TEXT PASSAGE –
An Ode to Wiltshire

Well, you could certainly say that my time in Wiltshire has been a game of two halves. There’s no denying the joy this beautiful place has brought me over the last 6 years, but it would be remiss not to acknowledge the tougher times too.

Both have equally helped cement my identity further as “unapologetically Amy” (those who know me may wish to replace that with “stubborn b*tch”) as well as highlight an absolutely exceptional bunch of friends who have been there to share with me both the good times and the bad.

Despite desperately missing London like some sort of highly addictive drug during my time here, I will miss certain elements bumpkin life. Belonging to a group of people who passionately care about being stewards of our Great British countryside being one of them, but I can’t deny the struggle I had with the small community culture when I arrived.

Everybody knowing everyone’s life and seemingly feeling entitled to discuss it, even without invitation felt very alien to me. Coming from the big smoke where you can be working in the same building as someone for 5 years and still have never met them, this lifestyle came as quite a shock to the system for me and I regularly felt irritated at being the subject of gossip. I know us townies are a rare species out here but I’m really not that exciting or worth talking about!

What I can say though, is that the community spirit shown here – where people with the same values, passions and goals work together to achieve something greater than the sum of its parts – is unrivalled and admirable, and I’ll certainly struggle to find that outside of the agricultural way of life I have come to deeply respect.

DATASET EXTRACT –
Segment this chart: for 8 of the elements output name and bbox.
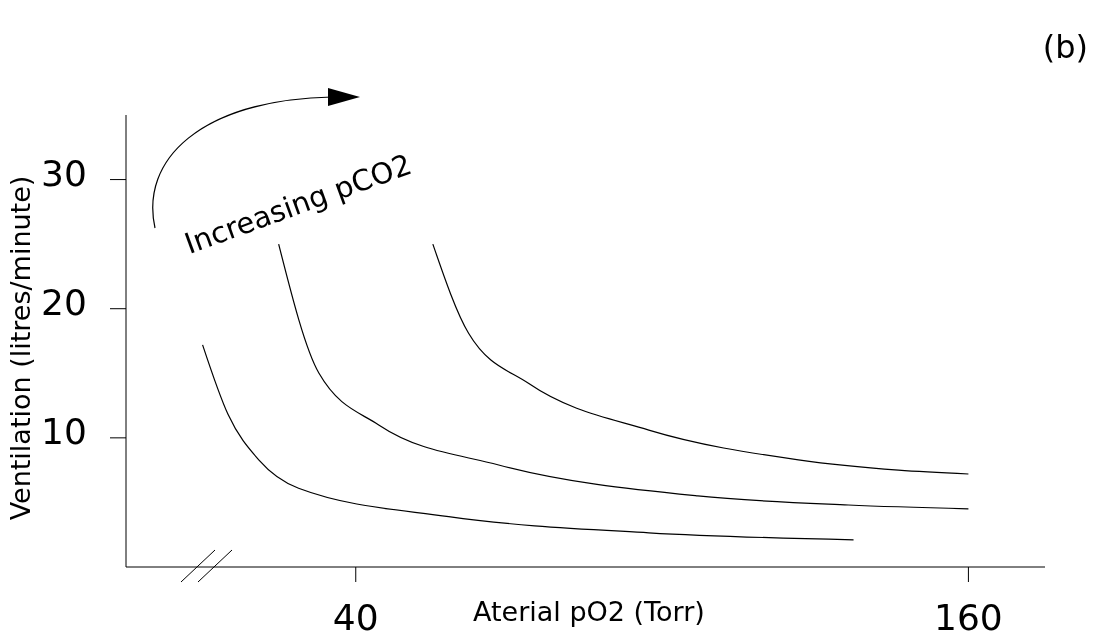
- y-tick-label: 10: [41, 410, 87, 452]
- y-tick-label: 30: [41, 152, 87, 194]
- x-tick-label: 40: [332, 597, 379, 638]
- y-tick-label: 20: [41, 281, 87, 323]
- chart-title: (b): [1042, 28, 1088, 66]
- x-axis-title: Aterial pO2 (Torr): [473, 596, 705, 627]
- y-axis-title: Ventilation (litres/minute): [4, 175, 36, 521]
- x-tick-label: 160: [934, 597, 1003, 638]
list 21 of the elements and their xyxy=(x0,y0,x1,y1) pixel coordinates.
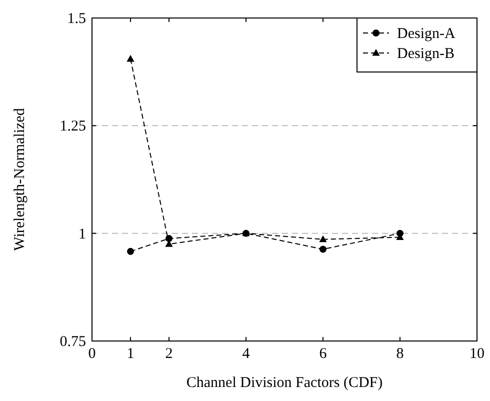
x-tick-label: 1 xyxy=(126,346,134,362)
y-tick-label: 0.75 xyxy=(60,334,86,350)
point xyxy=(320,246,326,253)
y-tick-label: 1.25 xyxy=(60,118,86,135)
legend-label: Design-A xyxy=(397,26,456,42)
y-tick-label: 1 xyxy=(78,226,86,242)
x-tick-label: 4 xyxy=(242,346,250,362)
x-tick-label: 2 xyxy=(165,346,173,362)
point xyxy=(127,248,134,255)
x-tick-label: 8 xyxy=(396,346,404,362)
legend-label: Design-B xyxy=(397,46,454,62)
y-tick-label: 1.5 xyxy=(67,11,86,27)
x-tick-label: 10 xyxy=(470,346,484,362)
y-axis-title: Wirelength-Normalized xyxy=(12,108,28,251)
point xyxy=(166,235,172,242)
point xyxy=(396,230,404,237)
point xyxy=(126,54,134,62)
x-tick-label: 0 xyxy=(88,346,96,362)
x-tick-label: 6 xyxy=(319,346,328,362)
x-axis-title: Channel Division Factors (CDF) xyxy=(186,375,383,391)
point xyxy=(319,235,327,242)
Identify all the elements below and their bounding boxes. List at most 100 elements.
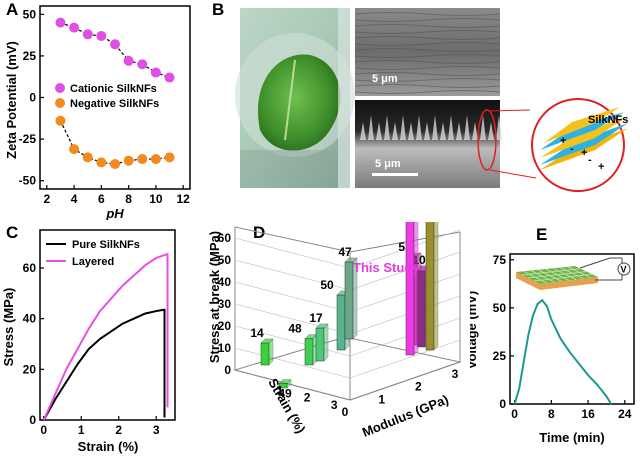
inset-grid-line (521, 268, 581, 276)
z-tick-label: 0 (224, 363, 231, 377)
x-tick-label: 1 (78, 423, 85, 437)
x-tick-label: 4 (71, 192, 78, 206)
bar-front (260, 342, 270, 366)
panel-c-label: C (6, 223, 18, 242)
sem-spike (440, 122, 446, 140)
y-tick-label: 25 (23, 49, 37, 63)
legend-label-negative: Negative SilkNFs (70, 98, 159, 110)
y-tick-label: 0 (29, 413, 36, 427)
x-tick-label: 8 (125, 192, 132, 206)
sem-fiber-line (354, 60, 501, 64)
grid-line (349, 273, 461, 313)
z-tick-label: 50 (218, 253, 232, 267)
data-point (69, 144, 80, 155)
panel-b: B 5 μm 5 μm (200, 0, 640, 195)
grid-line (349, 317, 461, 357)
data-point (55, 17, 66, 28)
panel-e-xlabel: Time (min) (539, 430, 605, 445)
y-tick-label: 75 (493, 253, 507, 267)
bar-label: 50 (320, 278, 334, 292)
x-tick-label: 3 (153, 423, 160, 437)
sem-image-top: 5 μm (354, 8, 501, 96)
data-point (96, 157, 107, 168)
y-tick-label: 40 (23, 312, 37, 326)
sem-fiber-line (354, 18, 501, 22)
grid-line (234, 347, 351, 379)
legend-marker-negative (55, 98, 65, 108)
panel-c-frame (39, 229, 176, 421)
sem-spike (376, 122, 382, 140)
panel-b-label: B (212, 0, 224, 19)
grid-line (349, 229, 461, 269)
bar-front (304, 338, 314, 366)
data-point (123, 55, 134, 66)
x-tick-label: 8 (548, 407, 555, 421)
y-tick-label: 20 (23, 362, 37, 376)
grid-line (349, 251, 461, 291)
charge-sign-4: - (588, 154, 592, 166)
zoom-highlight (477, 109, 497, 171)
charge-sign-1: + (560, 135, 566, 147)
y-tick-label: 60 (23, 261, 37, 275)
data-point (150, 154, 161, 165)
x-tick-label: 24 (618, 407, 632, 421)
sem-fiber-line (354, 78, 501, 82)
panel-d-side-wall (349, 231, 461, 401)
panel-a-ylabel: Zeta Potential (mV) (4, 41, 19, 159)
inset-grid-line (527, 271, 587, 279)
bar-front (315, 327, 325, 362)
sem-fiber-line (354, 24, 501, 28)
x-tick-label: 10 (149, 192, 163, 206)
bar-side (352, 257, 358, 340)
data-point (150, 67, 161, 78)
legend-label-pure: Pure SilkNFs (72, 239, 140, 251)
bar-front (425, 222, 435, 351)
zoom-line-top (489, 109, 531, 112)
sem-spike (408, 122, 414, 140)
panel-c-ylabel: Stress (MPa) (1, 288, 16, 367)
panel-c-xlabel: Strain (%) (78, 439, 139, 454)
scale-label-bottom: 5 μm (375, 158, 401, 170)
y-tick-label: 50 (23, 7, 37, 21)
y-tick-label: -50 (19, 174, 37, 188)
scale-bar (372, 173, 418, 176)
x-tick-label: 6 (98, 192, 105, 206)
bar-front (336, 294, 346, 351)
x-tick-label: 0 (40, 423, 47, 437)
grid-line (234, 325, 351, 357)
sem-spike (432, 115, 438, 140)
sem-spike (392, 122, 398, 140)
modulus-tick-label: 3 (452, 367, 459, 381)
data-point (164, 72, 175, 83)
panel-a-chart: A 2 4 6 8 10 12 50 25 0 -25 -50 Zeta Potential (mV… (4, 0, 191, 220)
data-point (137, 59, 148, 70)
z-tick-label: 20 (218, 319, 232, 333)
strain-tick-label: 1 (277, 383, 284, 397)
data-point (123, 155, 134, 166)
sem-spike (384, 115, 390, 140)
data-point (164, 152, 175, 163)
data-point (110, 159, 120, 170)
voltmeter-symbol: V (621, 265, 627, 275)
bar-label: 17 (309, 311, 323, 325)
panel-c-legend: Pure SilkNFs Layered (46, 239, 140, 268)
schematic-label: SilkNFs (588, 114, 628, 126)
bar-label: 14 (250, 326, 264, 340)
sem-spike (464, 115, 470, 140)
sem-fiber-line (354, 54, 501, 58)
sem-spike (360, 122, 366, 140)
panel-a-legend: Cationic SilkNFs Negative SilkNFs (55, 83, 159, 110)
data-point (82, 29, 93, 40)
sem-fiber-line (354, 48, 501, 52)
panel-d-ylabel: Stress at break (MPa) (207, 231, 222, 363)
scale-label-top: 5 μm (372, 73, 398, 85)
sem-spike (480, 115, 486, 140)
grid-line (234, 237, 351, 269)
sem-spike (472, 122, 478, 140)
z-tick-label: 30 (218, 297, 232, 311)
sem-spike (416, 115, 422, 140)
zoom-line-bottom (489, 169, 537, 179)
bar-side (286, 378, 292, 389)
sem-spike (448, 115, 454, 140)
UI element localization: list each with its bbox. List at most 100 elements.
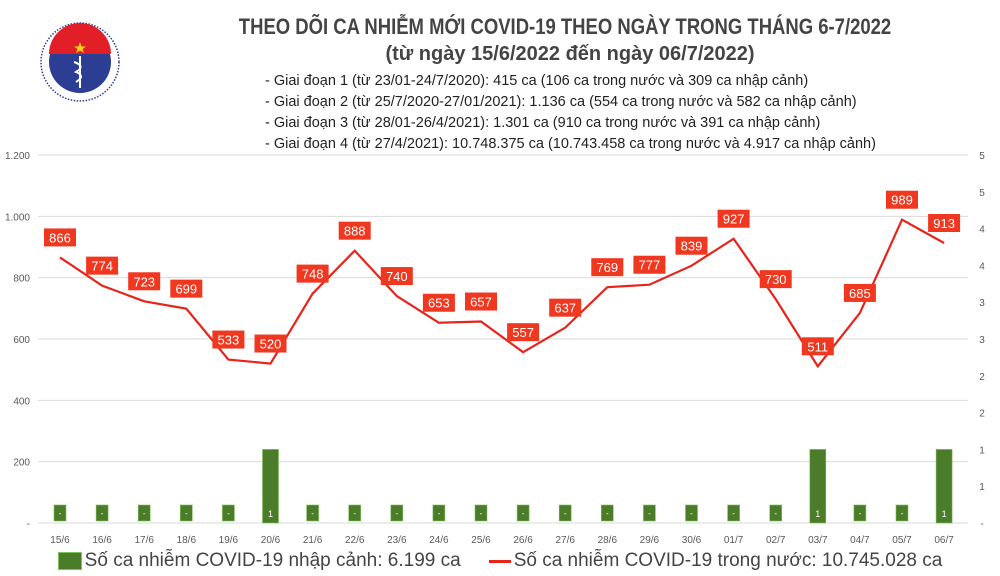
data-label-box xyxy=(591,258,624,277)
phase-4-summary: - Giai đoạn 4 (từ 27/4/2021): 10.748.375… xyxy=(265,136,876,152)
phase-1-summary: - Giai đoạn 1 (từ 23/01-24/7/2020): 415 … xyxy=(265,73,809,89)
legend-item-domestic: Số ca nhiễm COVID-19 trong nước: 10.745.… xyxy=(488,549,943,573)
left-axis-tick-label: 400 xyxy=(13,396,30,407)
bar xyxy=(685,504,698,522)
line-value-label: 927 xyxy=(723,212,745,227)
bar-value-label: - xyxy=(690,509,693,518)
bar-value-label: - xyxy=(353,509,356,518)
data-label-box xyxy=(801,337,834,356)
x-axis-tick-label: 26/6 xyxy=(513,535,533,545)
line-value-label: 839 xyxy=(681,239,703,254)
bar-value-label: - xyxy=(101,509,104,518)
line-value-label: 723 xyxy=(133,274,155,289)
x-axis-tick-label: 05/7 xyxy=(892,535,912,545)
line-value-label: 866 xyxy=(49,230,71,245)
bar xyxy=(516,504,530,522)
bar xyxy=(348,504,362,522)
bar xyxy=(432,504,446,522)
bar xyxy=(137,504,151,522)
right-axis-tick-label: 4 xyxy=(979,225,985,236)
bar xyxy=(895,504,909,522)
right-axis-tick-label: 3 xyxy=(979,335,985,346)
bar-value-label: - xyxy=(774,509,777,518)
data-label-box xyxy=(759,270,792,289)
legend-bar-swatch xyxy=(57,552,82,570)
ministry-of-health-logo xyxy=(40,22,120,102)
phase-2-summary: - Giai đoạn 2 (từ 25/7/2020-27/01/2021):… xyxy=(265,94,857,110)
bar-value-label: - xyxy=(395,509,398,518)
left-axis-tick-label: 1.000 xyxy=(5,212,30,223)
chart-title: THEO DÕI CA NHIỄM MỚI COVID-19 THEO NGÀY… xyxy=(238,14,892,39)
domestic-cases-line xyxy=(59,218,945,369)
x-axis-tick-label: 23/6 xyxy=(387,535,407,545)
bar-value-label: - xyxy=(185,509,188,518)
bar-value-label: - xyxy=(732,509,735,518)
bar xyxy=(53,504,67,522)
line-value-label: 511 xyxy=(807,339,828,354)
left-axis-tick-label: 600 xyxy=(13,335,30,346)
legend-line-swatch xyxy=(488,559,511,563)
right-axis-tick-label: 4 xyxy=(979,261,985,272)
bar-value-label: 1 xyxy=(942,509,947,519)
left-axis-tick-label: 200 xyxy=(13,458,30,469)
bar xyxy=(727,504,740,522)
data-label-box xyxy=(549,298,582,317)
data-label-box xyxy=(86,256,119,275)
x-axis-tick-label: 25/6 xyxy=(471,535,491,545)
data-label-box xyxy=(465,292,497,311)
line-value-label: 557 xyxy=(512,325,534,340)
data-label-box xyxy=(44,228,76,247)
line-value-label: 774 xyxy=(91,259,113,274)
data-label-box xyxy=(212,330,245,349)
bar xyxy=(809,449,827,524)
legend-label-domestic: Số ca nhiễm COVID-19 trong nước: 10.745.… xyxy=(513,550,943,571)
data-label-box xyxy=(296,264,329,283)
right-axis-tick-label: 3 xyxy=(979,298,985,309)
right-axis-tick-label: 1 xyxy=(979,445,985,456)
data-label-box xyxy=(675,236,708,255)
legend: Số ca nhiễm COVID-19 nhập cảnh: 6.199 ca… xyxy=(0,549,1000,573)
bar-value-label: - xyxy=(859,509,862,518)
bar-value-label: - xyxy=(648,509,651,518)
right-axis-tick-label: 2 xyxy=(979,372,985,383)
bar xyxy=(558,504,572,522)
data-label-box xyxy=(422,293,455,312)
phase-3-summary: - Giai đoạn 3 (từ 28/01-26/4/2021): 1.30… xyxy=(265,115,821,131)
x-axis-tick-label: 21/6 xyxy=(303,535,323,545)
x-axis-tick-label: 03/7 xyxy=(808,535,828,545)
chart-plot: - 200 400 600 800 1.000 1.200 - 1 1 2 2 3 3 4 4 5 5 - - - - - 1… xyxy=(5,151,985,545)
bar xyxy=(935,449,953,524)
right-axis-tick-label: 5 xyxy=(979,188,985,199)
bar xyxy=(262,449,279,524)
x-axis-tick-label: 15/6 xyxy=(50,535,70,545)
bar-value-label: - xyxy=(143,509,146,518)
x-axis-tick-label: 28/6 xyxy=(598,535,618,545)
line-value-label: 730 xyxy=(765,272,787,287)
line-value-label: 653 xyxy=(428,296,450,311)
line-value-label: 769 xyxy=(596,260,618,275)
line-value-label: 989 xyxy=(891,193,913,208)
bar xyxy=(390,504,404,522)
bar-value-label: - xyxy=(59,509,62,518)
bar-value-label: - xyxy=(606,509,609,518)
x-axis-tick-label: 01/7 xyxy=(724,535,744,545)
x-axis-tick-label: 06/7 xyxy=(934,535,954,545)
x-axis-tick-label: 17/6 xyxy=(134,535,154,545)
data-label-box xyxy=(886,190,918,209)
data-label-box xyxy=(380,267,413,286)
line-value-label: 913 xyxy=(933,216,955,231)
right-axis-tick-label: 2 xyxy=(979,409,985,420)
bar xyxy=(222,504,235,522)
data-label-box xyxy=(843,283,876,302)
data-label-box xyxy=(717,209,750,228)
bar xyxy=(474,504,488,522)
bar-value-label: 1 xyxy=(268,509,273,519)
right-axis-tick-label: 5 xyxy=(979,151,985,162)
bar xyxy=(853,504,867,522)
data-label-box xyxy=(170,279,203,298)
line-value-label: 533 xyxy=(218,333,240,348)
line-value-label: 740 xyxy=(386,269,408,284)
bar-value-label: - xyxy=(564,509,567,518)
line-value-label: 888 xyxy=(344,224,366,239)
data-label-box xyxy=(633,255,666,274)
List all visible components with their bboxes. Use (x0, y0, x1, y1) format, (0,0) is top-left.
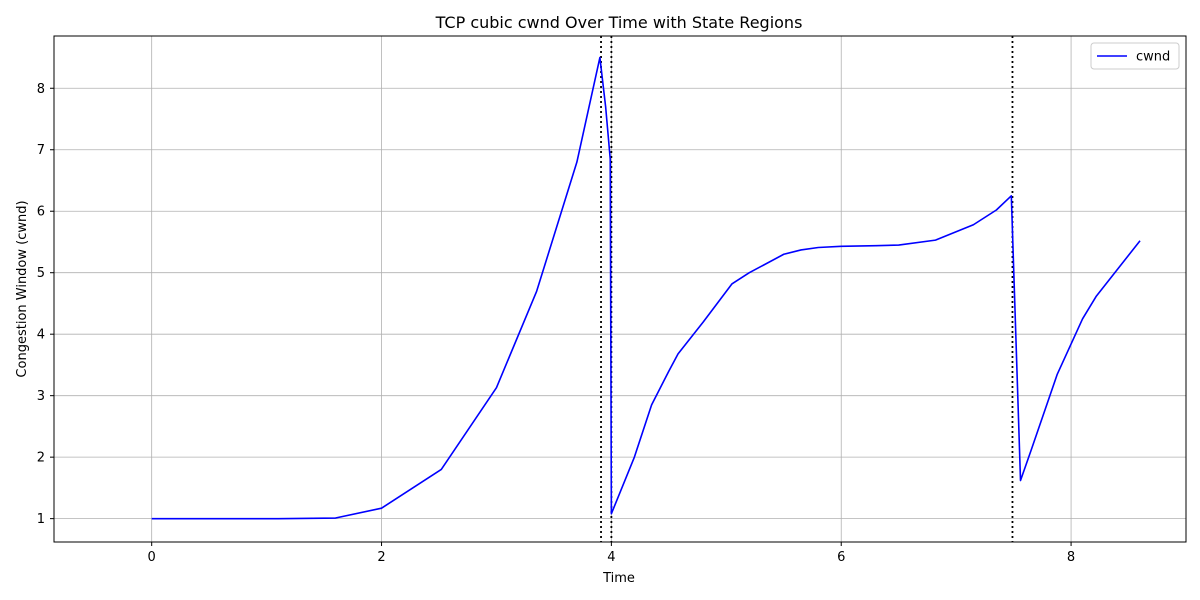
series-group (151, 56, 1141, 520)
y-tick-label: 8 (37, 82, 45, 97)
y-tick-label: 1 (37, 512, 45, 527)
legend-label: cwnd (1136, 50, 1170, 65)
x-axis-ticks: 0 2 4 6 8 (148, 542, 1075, 565)
chart-title: TCP cubic cwnd Over Time with State Regi… (435, 13, 803, 32)
y-tick-label: 4 (37, 328, 45, 343)
y-tick-label: 3 (37, 389, 45, 404)
y-axis-label: Congestion Window (cwnd) (15, 200, 30, 377)
x-tick-label: 0 (148, 550, 156, 565)
x-tick-label: 6 (837, 550, 845, 565)
grid-lines (54, 36, 1186, 542)
x-axis-label: Time (602, 571, 635, 586)
y-tick-label: 6 (37, 205, 45, 220)
legend-box (1090, 42, 1180, 70)
series-line-cwnd (151, 56, 1141, 520)
y-axis-ticks: 1 2 3 4 5 6 7 8 (37, 82, 54, 527)
x-tick-label: 8 (1067, 550, 1075, 565)
plot-frame (53, 35, 1187, 543)
y-tick-label: 7 (37, 143, 45, 158)
y-tick-label: 2 (37, 451, 45, 466)
x-tick-label: 2 (377, 550, 385, 565)
y-tick-label: 5 (37, 266, 45, 281)
x-tick-label: 4 (607, 550, 615, 565)
state-region-lines (600, 36, 1014, 542)
legend: cwnd (1090, 42, 1180, 70)
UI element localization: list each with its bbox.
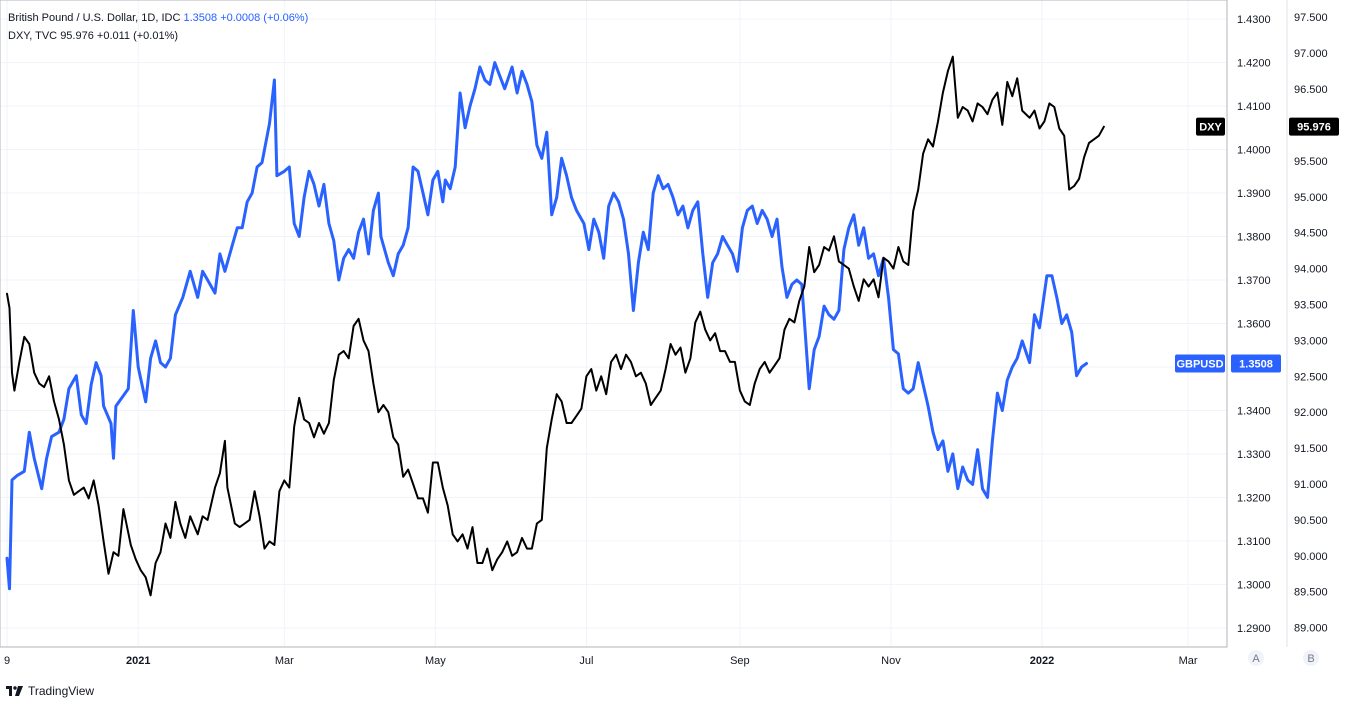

REQUIRED ACTIONS –
1 - Please repeat the Wiltshire ode word for word, everything from "Well, you could" down to "and the bad.".
2 - Go on with the Wiltshire ode from the point after its last paragraph.

SOLVED PROBLEMS –
1 -
Well, you could certainly say that my time in Wiltshire has been a game of two halves. There’s no denying the joy this beautiful place has brought me over the last 6 years, but it would be remiss not to acknowledge the tougher times too.

Both have equally helped cement my identity further as “unapologetically Amy” (those who know me may wish to replace that with “stubborn b*tch”) as well as highlight an absolutely exceptional bunch of friends who have been there to share with me both the good times and the bad.

2 -
What I have witnessed time and time again is people rallying around those in need in a way that city folk could learn something from. If you need a hand then someone will always be there no matter what you need, whatever the time of day. Horses stuck in a flood? Someone will have a patch of land you can borrow. All your winter feed that you’ve spent all summer growing, harvesting and storing burnt down in a vicious arson attack? Give the community 48 hours and you’ll have enough stock donated to see you through until you can get yourself back on your feet, no matter what hard times they’re also going through.

My values haven’t always aligned with those of the more traditional ways of life, let’s be honest. When I told people that I wasn’t giving up my career or my job in London when I moved here or when I dropped the (apparently controversial) bombshell that I didn’t want children, their reactions ranged from surprise and admiration to sheer abhorrence and disgust. I used to love saying things just to see the look on their faces for my own amusement sometimes. Me, a wind up? Never…😉

What I struggled with the most though was the constant assumptions of what I’d do with my uterus after I got married and the very casual approach everyone took to discussing it as an open subject. I’ll never forget making small talk at a ball with people I barely knew when someone said to me “so when are you having children?”…a) “when” is a very bold assumption to make, and b) plural?! My dear, you’d sooner see me sh*t in my hands and clap than push multiple humans out of my body.

My response, as I’m sure you can all imagine by now, was somewhat inflammatory: “good question, so tell me, how small is your penis?” Cue a look of utter horror fall across his face…”oh so THAT’S the inappropriate question! Of course, sorry – naturally we’re allowed to talk about my reproductive system but yours is TOTALLY off-limits. Absolutely. I get it now. Sorry, what was your question again?” Quickest way to get rid of irritating company you’ll ever come across, that’s for sure.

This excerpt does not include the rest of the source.